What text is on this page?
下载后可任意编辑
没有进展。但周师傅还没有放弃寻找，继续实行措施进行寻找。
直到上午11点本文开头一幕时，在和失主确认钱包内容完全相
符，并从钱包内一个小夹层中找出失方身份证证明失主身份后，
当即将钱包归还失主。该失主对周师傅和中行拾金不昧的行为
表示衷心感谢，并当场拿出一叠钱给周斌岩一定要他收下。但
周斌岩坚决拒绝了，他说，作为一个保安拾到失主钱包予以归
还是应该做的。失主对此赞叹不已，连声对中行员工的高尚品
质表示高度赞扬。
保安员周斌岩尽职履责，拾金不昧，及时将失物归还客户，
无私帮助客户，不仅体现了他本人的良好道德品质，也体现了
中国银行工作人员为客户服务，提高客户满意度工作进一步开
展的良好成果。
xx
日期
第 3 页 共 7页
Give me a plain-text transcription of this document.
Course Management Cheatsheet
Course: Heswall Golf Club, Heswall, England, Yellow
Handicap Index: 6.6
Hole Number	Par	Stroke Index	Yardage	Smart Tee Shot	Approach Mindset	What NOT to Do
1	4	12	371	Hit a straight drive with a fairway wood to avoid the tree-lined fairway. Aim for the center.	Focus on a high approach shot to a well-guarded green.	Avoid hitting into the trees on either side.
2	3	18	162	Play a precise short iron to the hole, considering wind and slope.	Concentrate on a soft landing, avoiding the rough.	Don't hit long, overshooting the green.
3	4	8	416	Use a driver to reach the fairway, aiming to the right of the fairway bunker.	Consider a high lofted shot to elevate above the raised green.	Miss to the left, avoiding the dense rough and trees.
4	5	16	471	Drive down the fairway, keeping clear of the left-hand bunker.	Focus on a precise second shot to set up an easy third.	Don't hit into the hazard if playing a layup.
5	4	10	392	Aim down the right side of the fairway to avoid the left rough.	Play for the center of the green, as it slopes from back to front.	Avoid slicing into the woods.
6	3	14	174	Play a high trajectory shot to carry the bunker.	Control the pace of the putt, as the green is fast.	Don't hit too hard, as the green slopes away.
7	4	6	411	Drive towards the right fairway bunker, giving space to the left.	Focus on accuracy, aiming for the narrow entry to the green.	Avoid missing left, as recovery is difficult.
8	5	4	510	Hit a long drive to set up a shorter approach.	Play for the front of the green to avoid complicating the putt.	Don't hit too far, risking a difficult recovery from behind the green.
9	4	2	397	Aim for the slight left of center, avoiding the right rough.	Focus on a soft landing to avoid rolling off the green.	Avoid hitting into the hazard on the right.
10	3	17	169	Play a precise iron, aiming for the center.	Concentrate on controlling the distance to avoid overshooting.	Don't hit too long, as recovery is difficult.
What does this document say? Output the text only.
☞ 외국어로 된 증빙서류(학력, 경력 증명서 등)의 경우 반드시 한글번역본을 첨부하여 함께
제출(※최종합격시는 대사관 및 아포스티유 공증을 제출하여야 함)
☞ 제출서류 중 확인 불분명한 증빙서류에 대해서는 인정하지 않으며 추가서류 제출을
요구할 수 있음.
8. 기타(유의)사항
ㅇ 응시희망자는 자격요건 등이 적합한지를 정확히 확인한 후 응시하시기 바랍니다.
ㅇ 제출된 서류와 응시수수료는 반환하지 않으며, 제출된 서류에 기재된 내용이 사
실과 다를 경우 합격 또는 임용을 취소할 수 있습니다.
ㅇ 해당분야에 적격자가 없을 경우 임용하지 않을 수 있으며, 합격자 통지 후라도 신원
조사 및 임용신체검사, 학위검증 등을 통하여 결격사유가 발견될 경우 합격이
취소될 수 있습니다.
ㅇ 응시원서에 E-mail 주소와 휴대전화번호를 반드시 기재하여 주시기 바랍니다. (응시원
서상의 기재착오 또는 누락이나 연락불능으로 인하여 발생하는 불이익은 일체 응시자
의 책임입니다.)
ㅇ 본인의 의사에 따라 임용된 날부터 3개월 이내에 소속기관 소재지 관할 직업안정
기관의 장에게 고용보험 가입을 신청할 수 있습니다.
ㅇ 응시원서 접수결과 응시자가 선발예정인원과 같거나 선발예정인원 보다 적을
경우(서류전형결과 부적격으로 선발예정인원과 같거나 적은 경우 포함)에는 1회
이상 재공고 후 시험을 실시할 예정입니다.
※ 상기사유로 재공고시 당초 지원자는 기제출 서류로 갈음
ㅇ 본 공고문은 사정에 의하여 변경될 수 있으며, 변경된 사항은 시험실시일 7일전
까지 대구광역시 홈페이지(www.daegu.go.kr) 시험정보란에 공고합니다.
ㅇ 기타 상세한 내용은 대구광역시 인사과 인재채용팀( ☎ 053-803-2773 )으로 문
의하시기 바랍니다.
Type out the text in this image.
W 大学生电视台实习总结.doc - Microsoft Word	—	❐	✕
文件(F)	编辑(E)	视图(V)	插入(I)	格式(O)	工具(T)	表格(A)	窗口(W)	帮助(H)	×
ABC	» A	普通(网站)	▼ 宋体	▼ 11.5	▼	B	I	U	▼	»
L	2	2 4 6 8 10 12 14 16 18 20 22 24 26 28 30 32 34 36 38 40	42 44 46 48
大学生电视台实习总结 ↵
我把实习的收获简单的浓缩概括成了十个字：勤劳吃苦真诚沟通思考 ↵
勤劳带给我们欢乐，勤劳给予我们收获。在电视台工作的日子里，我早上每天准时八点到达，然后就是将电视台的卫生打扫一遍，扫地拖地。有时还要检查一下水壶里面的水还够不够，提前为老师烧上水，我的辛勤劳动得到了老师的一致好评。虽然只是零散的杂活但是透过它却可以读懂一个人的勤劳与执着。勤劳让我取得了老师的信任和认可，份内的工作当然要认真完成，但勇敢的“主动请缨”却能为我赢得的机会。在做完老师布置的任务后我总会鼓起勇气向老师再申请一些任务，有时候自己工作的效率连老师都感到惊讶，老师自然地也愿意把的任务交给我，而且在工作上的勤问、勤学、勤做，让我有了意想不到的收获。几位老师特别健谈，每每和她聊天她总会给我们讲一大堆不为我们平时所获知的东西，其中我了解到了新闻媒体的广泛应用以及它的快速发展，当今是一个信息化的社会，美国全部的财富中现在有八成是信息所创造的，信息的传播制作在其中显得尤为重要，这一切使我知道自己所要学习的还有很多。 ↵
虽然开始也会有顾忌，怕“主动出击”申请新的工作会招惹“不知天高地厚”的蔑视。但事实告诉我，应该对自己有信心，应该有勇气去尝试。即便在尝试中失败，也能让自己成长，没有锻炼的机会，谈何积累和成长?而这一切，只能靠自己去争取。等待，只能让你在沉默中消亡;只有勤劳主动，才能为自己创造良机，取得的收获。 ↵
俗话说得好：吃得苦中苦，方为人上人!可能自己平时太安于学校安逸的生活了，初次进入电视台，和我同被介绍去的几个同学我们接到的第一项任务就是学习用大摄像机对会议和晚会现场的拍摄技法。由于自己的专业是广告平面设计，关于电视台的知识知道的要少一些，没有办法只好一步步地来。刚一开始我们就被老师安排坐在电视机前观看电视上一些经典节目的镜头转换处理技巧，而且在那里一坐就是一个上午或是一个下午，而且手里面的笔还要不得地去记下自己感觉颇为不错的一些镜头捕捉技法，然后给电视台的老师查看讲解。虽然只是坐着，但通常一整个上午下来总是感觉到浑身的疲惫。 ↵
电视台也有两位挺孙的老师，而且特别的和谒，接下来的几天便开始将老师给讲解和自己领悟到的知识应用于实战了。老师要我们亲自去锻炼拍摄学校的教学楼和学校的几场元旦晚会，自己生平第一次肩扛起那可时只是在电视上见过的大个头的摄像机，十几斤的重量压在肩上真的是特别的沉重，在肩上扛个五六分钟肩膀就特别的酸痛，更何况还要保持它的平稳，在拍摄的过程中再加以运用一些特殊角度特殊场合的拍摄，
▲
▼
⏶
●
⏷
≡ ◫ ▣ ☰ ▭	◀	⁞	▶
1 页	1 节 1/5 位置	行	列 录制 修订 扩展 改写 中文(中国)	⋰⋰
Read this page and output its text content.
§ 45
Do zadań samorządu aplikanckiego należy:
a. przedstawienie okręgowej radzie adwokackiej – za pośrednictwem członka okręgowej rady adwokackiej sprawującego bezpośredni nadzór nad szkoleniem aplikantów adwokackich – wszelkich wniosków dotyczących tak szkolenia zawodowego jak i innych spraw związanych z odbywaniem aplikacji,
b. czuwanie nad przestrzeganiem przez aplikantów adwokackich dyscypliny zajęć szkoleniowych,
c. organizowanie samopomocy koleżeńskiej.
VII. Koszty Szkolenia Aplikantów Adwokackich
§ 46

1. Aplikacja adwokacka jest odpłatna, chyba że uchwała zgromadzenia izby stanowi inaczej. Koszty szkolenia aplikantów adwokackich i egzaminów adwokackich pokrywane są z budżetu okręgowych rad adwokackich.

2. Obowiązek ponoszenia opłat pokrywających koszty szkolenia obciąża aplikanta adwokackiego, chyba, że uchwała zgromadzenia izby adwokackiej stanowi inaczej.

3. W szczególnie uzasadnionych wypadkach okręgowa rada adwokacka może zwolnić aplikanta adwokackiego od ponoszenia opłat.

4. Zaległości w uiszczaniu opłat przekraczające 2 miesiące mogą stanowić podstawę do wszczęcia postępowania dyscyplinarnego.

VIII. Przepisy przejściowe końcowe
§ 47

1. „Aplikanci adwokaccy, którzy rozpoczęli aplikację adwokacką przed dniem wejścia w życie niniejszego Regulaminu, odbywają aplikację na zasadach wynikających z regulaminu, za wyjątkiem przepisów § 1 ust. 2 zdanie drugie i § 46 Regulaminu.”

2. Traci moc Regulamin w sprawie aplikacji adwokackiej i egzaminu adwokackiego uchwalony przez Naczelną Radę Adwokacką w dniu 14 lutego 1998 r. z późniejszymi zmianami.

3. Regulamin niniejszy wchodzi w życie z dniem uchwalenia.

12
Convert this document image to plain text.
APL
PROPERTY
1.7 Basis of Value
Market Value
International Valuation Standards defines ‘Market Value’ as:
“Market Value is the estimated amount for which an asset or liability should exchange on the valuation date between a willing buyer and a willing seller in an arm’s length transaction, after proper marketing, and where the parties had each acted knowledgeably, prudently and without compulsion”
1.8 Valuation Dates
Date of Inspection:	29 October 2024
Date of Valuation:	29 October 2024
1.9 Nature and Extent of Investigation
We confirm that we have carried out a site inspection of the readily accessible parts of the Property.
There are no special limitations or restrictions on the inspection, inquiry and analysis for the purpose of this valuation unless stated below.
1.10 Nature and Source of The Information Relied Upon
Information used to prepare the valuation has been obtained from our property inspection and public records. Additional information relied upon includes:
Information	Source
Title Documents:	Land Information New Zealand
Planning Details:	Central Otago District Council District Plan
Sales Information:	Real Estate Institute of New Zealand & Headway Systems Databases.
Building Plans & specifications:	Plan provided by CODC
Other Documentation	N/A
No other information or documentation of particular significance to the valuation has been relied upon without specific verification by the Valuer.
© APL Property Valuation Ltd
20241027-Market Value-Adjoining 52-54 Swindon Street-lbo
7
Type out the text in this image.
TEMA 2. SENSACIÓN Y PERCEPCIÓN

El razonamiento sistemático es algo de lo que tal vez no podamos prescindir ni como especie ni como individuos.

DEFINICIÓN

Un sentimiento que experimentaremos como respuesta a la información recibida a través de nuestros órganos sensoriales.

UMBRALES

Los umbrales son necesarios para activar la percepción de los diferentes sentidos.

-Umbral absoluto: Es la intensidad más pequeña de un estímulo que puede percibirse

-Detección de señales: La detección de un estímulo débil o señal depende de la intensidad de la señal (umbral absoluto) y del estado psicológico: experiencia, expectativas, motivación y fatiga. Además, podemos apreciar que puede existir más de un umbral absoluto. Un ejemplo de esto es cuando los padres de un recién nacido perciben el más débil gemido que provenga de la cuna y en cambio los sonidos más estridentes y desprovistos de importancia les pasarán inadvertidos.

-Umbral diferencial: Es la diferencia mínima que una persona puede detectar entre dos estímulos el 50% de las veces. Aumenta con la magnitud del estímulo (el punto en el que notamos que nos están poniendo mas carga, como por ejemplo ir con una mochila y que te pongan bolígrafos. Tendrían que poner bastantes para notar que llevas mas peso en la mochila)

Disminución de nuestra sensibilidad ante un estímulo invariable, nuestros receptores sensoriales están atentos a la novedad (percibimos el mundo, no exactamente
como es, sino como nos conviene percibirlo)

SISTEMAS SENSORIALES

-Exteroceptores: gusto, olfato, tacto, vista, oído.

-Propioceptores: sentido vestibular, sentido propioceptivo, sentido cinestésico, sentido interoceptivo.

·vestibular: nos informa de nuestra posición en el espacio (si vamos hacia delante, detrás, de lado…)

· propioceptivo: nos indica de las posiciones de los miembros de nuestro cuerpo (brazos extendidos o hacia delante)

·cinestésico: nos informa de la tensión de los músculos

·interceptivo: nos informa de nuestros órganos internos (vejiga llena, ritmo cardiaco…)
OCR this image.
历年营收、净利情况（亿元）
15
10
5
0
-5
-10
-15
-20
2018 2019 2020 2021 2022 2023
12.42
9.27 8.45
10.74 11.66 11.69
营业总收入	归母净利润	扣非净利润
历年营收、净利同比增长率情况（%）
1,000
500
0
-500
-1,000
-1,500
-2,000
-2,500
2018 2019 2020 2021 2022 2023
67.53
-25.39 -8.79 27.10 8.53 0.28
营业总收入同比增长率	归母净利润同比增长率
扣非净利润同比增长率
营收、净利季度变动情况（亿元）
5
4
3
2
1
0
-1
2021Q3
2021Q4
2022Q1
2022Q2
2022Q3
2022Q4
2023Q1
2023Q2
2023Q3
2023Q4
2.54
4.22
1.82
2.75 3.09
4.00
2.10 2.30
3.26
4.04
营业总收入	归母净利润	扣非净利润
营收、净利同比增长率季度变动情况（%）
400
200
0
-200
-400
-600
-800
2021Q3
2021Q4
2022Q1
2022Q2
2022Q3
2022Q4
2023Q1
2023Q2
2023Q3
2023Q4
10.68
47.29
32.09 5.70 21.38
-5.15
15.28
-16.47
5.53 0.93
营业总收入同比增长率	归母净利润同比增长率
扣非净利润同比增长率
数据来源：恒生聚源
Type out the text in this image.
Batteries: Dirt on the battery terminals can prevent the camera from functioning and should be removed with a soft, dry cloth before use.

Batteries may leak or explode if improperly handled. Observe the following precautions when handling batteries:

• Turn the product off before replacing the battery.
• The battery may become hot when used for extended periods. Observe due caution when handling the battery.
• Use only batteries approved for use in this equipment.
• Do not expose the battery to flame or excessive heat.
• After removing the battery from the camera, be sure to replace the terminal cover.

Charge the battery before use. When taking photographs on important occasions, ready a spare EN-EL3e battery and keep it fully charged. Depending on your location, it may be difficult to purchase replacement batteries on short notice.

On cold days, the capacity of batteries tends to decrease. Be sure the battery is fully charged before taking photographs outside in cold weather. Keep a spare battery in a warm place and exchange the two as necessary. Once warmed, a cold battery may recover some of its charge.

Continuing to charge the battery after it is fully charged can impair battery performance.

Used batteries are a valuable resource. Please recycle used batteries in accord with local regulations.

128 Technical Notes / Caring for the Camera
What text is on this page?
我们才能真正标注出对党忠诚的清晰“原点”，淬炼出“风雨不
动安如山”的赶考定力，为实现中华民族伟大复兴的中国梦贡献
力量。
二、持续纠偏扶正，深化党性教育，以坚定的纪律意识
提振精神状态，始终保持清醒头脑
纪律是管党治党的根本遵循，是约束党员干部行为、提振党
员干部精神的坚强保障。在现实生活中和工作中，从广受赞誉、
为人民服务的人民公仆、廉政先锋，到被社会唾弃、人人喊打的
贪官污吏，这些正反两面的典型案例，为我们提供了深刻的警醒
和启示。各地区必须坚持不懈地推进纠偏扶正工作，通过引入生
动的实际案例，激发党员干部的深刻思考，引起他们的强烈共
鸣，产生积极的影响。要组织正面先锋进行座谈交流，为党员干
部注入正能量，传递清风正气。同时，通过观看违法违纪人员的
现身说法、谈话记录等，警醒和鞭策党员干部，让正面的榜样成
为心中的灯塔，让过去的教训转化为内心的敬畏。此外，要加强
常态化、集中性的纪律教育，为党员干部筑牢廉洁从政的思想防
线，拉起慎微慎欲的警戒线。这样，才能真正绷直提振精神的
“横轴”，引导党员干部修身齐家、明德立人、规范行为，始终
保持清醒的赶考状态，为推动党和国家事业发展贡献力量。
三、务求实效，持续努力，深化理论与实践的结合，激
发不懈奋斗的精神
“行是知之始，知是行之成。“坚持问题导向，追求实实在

----------

→ Exercise task: Find each line holding the word "been" and copy it.

→ Problem solution:
Information used to prepare the valuation has been obtained from our property inspection and public records. Additional information relied upon includes:
No other information or documentation of particular significance to the valuation has been relied upon without specific verification by the Valuer.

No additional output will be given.